-- BEGIN --

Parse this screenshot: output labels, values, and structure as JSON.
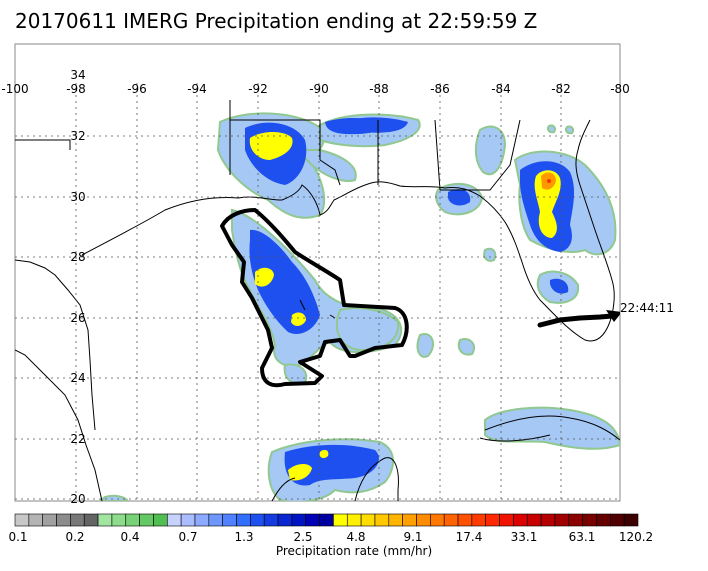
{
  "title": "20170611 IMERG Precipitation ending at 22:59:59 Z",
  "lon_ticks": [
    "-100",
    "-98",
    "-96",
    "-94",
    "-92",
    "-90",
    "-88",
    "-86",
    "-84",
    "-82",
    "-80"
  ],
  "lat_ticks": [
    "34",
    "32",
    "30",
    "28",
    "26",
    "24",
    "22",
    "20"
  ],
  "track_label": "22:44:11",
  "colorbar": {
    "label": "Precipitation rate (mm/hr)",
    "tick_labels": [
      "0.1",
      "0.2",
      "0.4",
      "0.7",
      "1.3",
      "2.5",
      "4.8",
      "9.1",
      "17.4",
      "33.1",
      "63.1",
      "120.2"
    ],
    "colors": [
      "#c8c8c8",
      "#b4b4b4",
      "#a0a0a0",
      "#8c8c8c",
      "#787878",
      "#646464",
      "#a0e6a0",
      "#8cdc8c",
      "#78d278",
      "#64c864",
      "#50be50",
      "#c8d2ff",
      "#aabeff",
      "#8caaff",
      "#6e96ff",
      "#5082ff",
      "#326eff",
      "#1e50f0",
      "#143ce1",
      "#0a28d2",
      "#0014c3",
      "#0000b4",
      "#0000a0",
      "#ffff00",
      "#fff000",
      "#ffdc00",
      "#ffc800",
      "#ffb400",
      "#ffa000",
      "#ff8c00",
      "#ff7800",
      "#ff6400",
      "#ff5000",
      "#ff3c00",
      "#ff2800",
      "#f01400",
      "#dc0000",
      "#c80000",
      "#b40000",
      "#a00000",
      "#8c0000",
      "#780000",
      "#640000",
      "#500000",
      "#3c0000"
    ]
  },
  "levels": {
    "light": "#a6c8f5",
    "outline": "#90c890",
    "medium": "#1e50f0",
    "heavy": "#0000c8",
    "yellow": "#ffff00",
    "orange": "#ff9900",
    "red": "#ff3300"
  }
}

-- END --

-- WRITTEN INSTRUCTION --
Leave the pictures out, and print every line of the listing exactly as written.

-- ANSWER --
Parse this screenshot: output labels, values, and structure as JSON.
{
  "title": "20170611 IMERG Precipitation ending at 22:59:59 Z",
  "lon_ticks": [
    "-100",
    "-98",
    "-96",
    "-94",
    "-92",
    "-90",
    "-88",
    "-86",
    "-84",
    "-82",
    "-80"
  ],
  "lat_ticks": [
    "34",
    "32",
    "30",
    "28",
    "26",
    "24",
    "22",
    "20"
  ],
  "track_label": "22:44:11",
  "colorbar": {
    "label": "Precipitation rate (mm/hr)",
    "tick_labels": [
      "0.1",
      "0.2",
      "0.4",
      "0.7",
      "1.3",
      "2.5",
      "4.8",
      "9.1",
      "17.4",
      "33.1",
      "63.1",
      "120.2"
    ],
    "colors": [
      "#c8c8c8",
      "#b4b4b4",
      "#a0a0a0",
      "#8c8c8c",
      "#787878",
      "#646464",
      "#a0e6a0",
      "#8cdc8c",
      "#78d278",
      "#64c864",
      "#50be50",
      "#c8d2ff",
      "#aabeff",
      "#8caaff",
      "#6e96ff",
      "#5082ff",
      "#326eff",
      "#1e50f0",
      "#143ce1",
      "#0a28d2",
      "#0014c3",
      "#0000b4",
      "#0000a0",
      "#ffff00",
      "#fff000",
      "#ffdc00",
      "#ffc800",
      "#ffb400",
      "#ffa000",
      "#ff8c00",
      "#ff7800",
      "#ff6400",
      "#ff5000",
      "#ff3c00",
      "#ff2800",
      "#f01400",
      "#dc0000",
      "#c80000",
      "#b40000",
      "#a00000",
      "#8c0000",
      "#780000",
      "#640000",
      "#500000",
      "#3c0000"
    ]
  },
  "levels": {
    "light": "#a6c8f5",
    "outline": "#90c890",
    "medium": "#1e50f0",
    "heavy": "#0000c8",
    "yellow": "#ffff00",
    "orange": "#ff9900",
    "red": "#ff3300"
  }
}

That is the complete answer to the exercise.